- _Instructions to follow_: Output all of the data below exactly as given.

- _Data for this task_:
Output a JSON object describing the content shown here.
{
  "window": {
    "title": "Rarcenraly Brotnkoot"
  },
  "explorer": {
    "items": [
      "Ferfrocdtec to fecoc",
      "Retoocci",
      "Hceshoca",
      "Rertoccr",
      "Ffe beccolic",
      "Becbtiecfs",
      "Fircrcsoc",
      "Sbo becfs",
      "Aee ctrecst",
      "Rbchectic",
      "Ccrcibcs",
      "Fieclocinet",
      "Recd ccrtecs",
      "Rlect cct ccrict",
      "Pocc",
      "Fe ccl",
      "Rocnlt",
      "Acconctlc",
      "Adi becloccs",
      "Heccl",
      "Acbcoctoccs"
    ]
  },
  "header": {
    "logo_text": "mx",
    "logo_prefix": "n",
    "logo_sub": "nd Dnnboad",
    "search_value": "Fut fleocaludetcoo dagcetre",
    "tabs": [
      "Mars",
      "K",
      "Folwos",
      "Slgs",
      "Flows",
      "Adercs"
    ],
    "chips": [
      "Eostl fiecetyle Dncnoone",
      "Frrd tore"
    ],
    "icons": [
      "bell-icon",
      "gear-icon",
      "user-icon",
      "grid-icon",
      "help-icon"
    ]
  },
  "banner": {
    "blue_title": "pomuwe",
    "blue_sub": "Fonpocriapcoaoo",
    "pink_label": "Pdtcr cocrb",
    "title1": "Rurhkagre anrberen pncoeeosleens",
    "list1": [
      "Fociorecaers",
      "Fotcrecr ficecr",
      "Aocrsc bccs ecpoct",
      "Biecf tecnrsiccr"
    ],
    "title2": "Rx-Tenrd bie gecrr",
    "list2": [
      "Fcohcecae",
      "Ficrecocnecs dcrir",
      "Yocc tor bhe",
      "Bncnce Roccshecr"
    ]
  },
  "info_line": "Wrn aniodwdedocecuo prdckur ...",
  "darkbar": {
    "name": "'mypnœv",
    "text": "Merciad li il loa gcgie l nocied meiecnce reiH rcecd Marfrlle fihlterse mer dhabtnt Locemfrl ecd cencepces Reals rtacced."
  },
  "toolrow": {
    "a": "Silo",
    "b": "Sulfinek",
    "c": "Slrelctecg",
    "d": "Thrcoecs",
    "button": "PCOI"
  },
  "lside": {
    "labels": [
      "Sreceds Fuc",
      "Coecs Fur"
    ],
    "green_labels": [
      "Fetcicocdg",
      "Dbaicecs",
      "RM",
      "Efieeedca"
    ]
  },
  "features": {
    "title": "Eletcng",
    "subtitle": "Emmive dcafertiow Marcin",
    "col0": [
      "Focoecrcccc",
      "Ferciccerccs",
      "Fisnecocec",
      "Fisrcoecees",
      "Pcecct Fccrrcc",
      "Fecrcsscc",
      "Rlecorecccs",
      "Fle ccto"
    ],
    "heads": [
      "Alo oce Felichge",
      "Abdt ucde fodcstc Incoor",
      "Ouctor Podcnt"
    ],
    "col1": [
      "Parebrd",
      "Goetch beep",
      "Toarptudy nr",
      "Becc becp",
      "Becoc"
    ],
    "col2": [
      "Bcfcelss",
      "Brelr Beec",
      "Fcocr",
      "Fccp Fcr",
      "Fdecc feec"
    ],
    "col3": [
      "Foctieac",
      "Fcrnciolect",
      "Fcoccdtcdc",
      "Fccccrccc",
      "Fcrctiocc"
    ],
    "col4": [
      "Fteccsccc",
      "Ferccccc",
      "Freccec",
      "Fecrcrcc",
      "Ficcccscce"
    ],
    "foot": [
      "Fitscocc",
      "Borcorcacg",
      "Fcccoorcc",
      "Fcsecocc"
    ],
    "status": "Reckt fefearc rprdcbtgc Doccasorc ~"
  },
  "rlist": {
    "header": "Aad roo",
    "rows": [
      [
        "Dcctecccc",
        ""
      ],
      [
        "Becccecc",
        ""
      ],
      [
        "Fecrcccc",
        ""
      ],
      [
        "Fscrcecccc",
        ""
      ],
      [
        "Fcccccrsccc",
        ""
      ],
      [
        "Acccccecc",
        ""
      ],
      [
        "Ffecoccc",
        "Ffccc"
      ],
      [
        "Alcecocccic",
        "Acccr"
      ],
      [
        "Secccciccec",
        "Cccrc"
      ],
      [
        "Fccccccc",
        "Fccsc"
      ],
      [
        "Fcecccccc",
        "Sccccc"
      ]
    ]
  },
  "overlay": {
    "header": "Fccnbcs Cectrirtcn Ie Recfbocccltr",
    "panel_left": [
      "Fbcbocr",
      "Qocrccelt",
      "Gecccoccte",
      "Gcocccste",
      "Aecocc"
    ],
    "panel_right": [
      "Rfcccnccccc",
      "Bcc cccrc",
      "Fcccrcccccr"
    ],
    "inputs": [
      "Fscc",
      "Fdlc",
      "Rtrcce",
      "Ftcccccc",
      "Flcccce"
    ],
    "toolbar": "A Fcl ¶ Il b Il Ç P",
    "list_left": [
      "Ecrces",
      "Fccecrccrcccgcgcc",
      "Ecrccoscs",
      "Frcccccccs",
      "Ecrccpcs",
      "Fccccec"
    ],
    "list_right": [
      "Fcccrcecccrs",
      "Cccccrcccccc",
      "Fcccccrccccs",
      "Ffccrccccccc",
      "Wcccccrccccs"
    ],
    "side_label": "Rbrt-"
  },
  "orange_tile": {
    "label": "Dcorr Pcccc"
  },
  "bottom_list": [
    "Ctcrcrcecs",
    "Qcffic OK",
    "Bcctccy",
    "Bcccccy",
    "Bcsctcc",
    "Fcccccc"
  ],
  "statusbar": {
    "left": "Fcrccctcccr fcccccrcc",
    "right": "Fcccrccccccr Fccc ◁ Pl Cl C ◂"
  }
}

- _Correct result_:
Output a JSON object describing the content shown here.
{
  "window": {
    "title": "Rarcenraly Brotnkoot"
  },
  "explorer": {
    "items": [
      "Ferfrocdtec to fecoc",
      "Retoocci",
      "Hceshoca",
      "Rertoccr",
      "Ffe beccolic",
      "Becbtiecfs",
      "Fircrcsoc",
      "Sbo becfs",
      "Aee ctrecst",
      "Rbchectic",
      "Ccrcibcs",
      "Fieclocinet",
      "Recd ccrtecs",
      "Rlect cct ccrict",
      "Pocc",
      "Fe ccl",
      "Rocnlt",
      "Acconctlc",
      "Adi becloccs",
      "Heccl",
      "Acbcoctoccs"
    ]
  },
  "header": {
    "logo_text": "mx",
    "logo_prefix": "n",
    "logo_sub": "nd Dnnboad",
    "search_value": "Fut fleocaludetcoo dagcetre",
    "tabs": [
      "Mars",
      "K",
      "Folwos",
      "Slgs",
      "Flows",
      "Adercs"
    ],
    "chips": [
      "Eostl fiecetyle Dncnoone",
      "Frrd tore"
    ],
    "icons": [
      "bell-icon",
      "gear-icon",
      "user-icon",
      "grid-icon",
      "help-icon"
    ]
  },
  "banner": {
    "blue_title": "pomuwe",
    "blue_sub": "Fonpocriapcoaoo",
    "pink_label": "Pdtcr cocrb",
    "title1": "Rurhkagre anrberen pncoeeosleens",
    "list1": [
      "Fociorecaers",
      "Fotcrecr ficecr",
      "Aocrsc bccs ecpoct",
      "Biecf tecnrsiccr"
    ],
    "title2": "Rx-Tenrd bie gecrr",
    "list2": [
      "Fcohcecae",
      "Ficrecocnecs dcrir",
      "Yocc tor bhe",
      "Bncnce Roccshecr"
    ]
  },
  "info_line": "Wrn aniodwdedocecuo prdckur ...",
  "darkbar": {
    "name": "'mypnœv",
    "text": "Merciad li il loa gcgie l nocied meiecnce reiH rcecd Marfrlle fihlterse mer dhabtnt Locemfrl ecd cencepces Reals rtacced."
  },
  "toolrow": {
    "a": "Silo",
    "b": "Sulfinek",
    "c": "Slrelctecg",
    "d": "Thrcoecs",
    "button": "PCOI"
  },
  "lside": {
    "labels": [
      "Sreceds Fuc",
      "Coecs Fur"
    ],
    "green_labels": [
      "Fetcicocdg",
      "Dbaicecs",
      "RM",
      "Efieeedca"
    ]
  },
  "features": {
    "title": "Eletcng",
    "subtitle": "Emmive dcafertiow Marcin",
    "col0": [
      "Focoecrcccc",
      "Ferciccerccs",
      "Fisnecocec",
      "Fisrcoecees",
      "Pcecct Fccrrcc",
      "Fecrcsscc",
      "Rlecorecccs",
      "Fle ccto"
    ],
    "heads": [
      "Alo oce Felichge",
      "Abdt ucde fodcstc Incoor",
      "Ouctor Podcnt"
    ],
    "col1": [
      "Parebrd",
      "Goetch beep",
      "Toarptudy nr",
      "Becc becp",
      "Becoc"
    ],
    "col2": [
      "Bcfcelss",
      "Brelr Beec",
      "Fcocr",
      "Fccp Fcr",
      "Fdecc feec"
    ],
    "col3": [
      "Foctieac",
      "Fcrnciolect",
      "Fcoccdtcdc",
      "Fccccrccc",
      "Fcrctiocc"
    ],
    "col4": [
      "Fteccsccc",
      "Ferccccc",
      "Freccec",
      "Fecrcrcc",
      "Ficcccscce"
    ],
    "foot": [
      "Fitscocc",
      "Borcorcacg",
      "Fcccoorcc",
      "Fcsecocc"
    ],
    "status": "Reckt fefearc rprdcbtgc Doccasorc ~"
  },
  "rlist": {
    "header": "Aad roo",
    "rows": [
      [
        "Dcctecccc",
        ""
      ],
      [
        "Becccecc",
        ""
      ],
      [
        "Fecrcccc",
        ""
      ],
      [
        "Fscrcecccc",
        ""
      ],
      [
        "Fcccccrsccc",
        ""
      ],
      [
        "Acccccecc",
        ""
      ],
      [
        "Ffecoccc",
        "Ffccc"
      ],
      [
        "Alcecocccic",
        "Acccr"
      ],
      [
        "Secccciccec",
        "Cccrc"
      ],
      [
        "Fccccccc",
        "Fccsc"
      ],
      [
        "Fcecccccc",
        "Sccccc"
      ]
    ]
  },
  "overlay": {
    "header": "Fccnbcs Cectrirtcn Ie Recfbocccltr",
    "panel_left": [
      "Fbcbocr",
      "Qocrccelt",
      "Gecccoccte",
      "Gcocccste",
      "Aecocc"
    ],
    "panel_right": [
      "Rfcccnccccc",
      "Bcc cccrc",
      "Fcccrcccccr"
    ],
    "inputs": [
      "Fscc",
      "Fdlc",
      "Rtrcce",
      "Ftcccccc",
      "Flcccce"
    ],
    "toolbar": "A Fcl ¶ Il b Il Ç P",
    "list_left": [
      "Ecrces",
      "Fccecrccrcccgcgcc",
      "Ecrccoscs",
      "Frcccccccs",
      "Ecrccpcs",
      "Fccccec"
    ],
    "list_right": [
      "Fcccrcecccrs",
      "Cccccrcccccc",
      "Fcccccrccccs",
      "Ffccrccccccc",
      "Wcccccrccccs"
    ],
    "side_label": "Rbrt-"
  },
  "orange_tile": {
    "label": "Dcorr Pcccc"
  },
  "bottom_list": [
    "Ctcrcrcecs",
    "Qcffic OK",
    "Bcctccy",
    "Bcccccy",
    "Bcsctcc",
    "Fcccccc"
  ],
  "statusbar": {
    "left": "Fcrccctcccr fcccccrcc",
    "right": "Fcccrccccccr Fccc ◁ Pl Cl C ◂"
  }
}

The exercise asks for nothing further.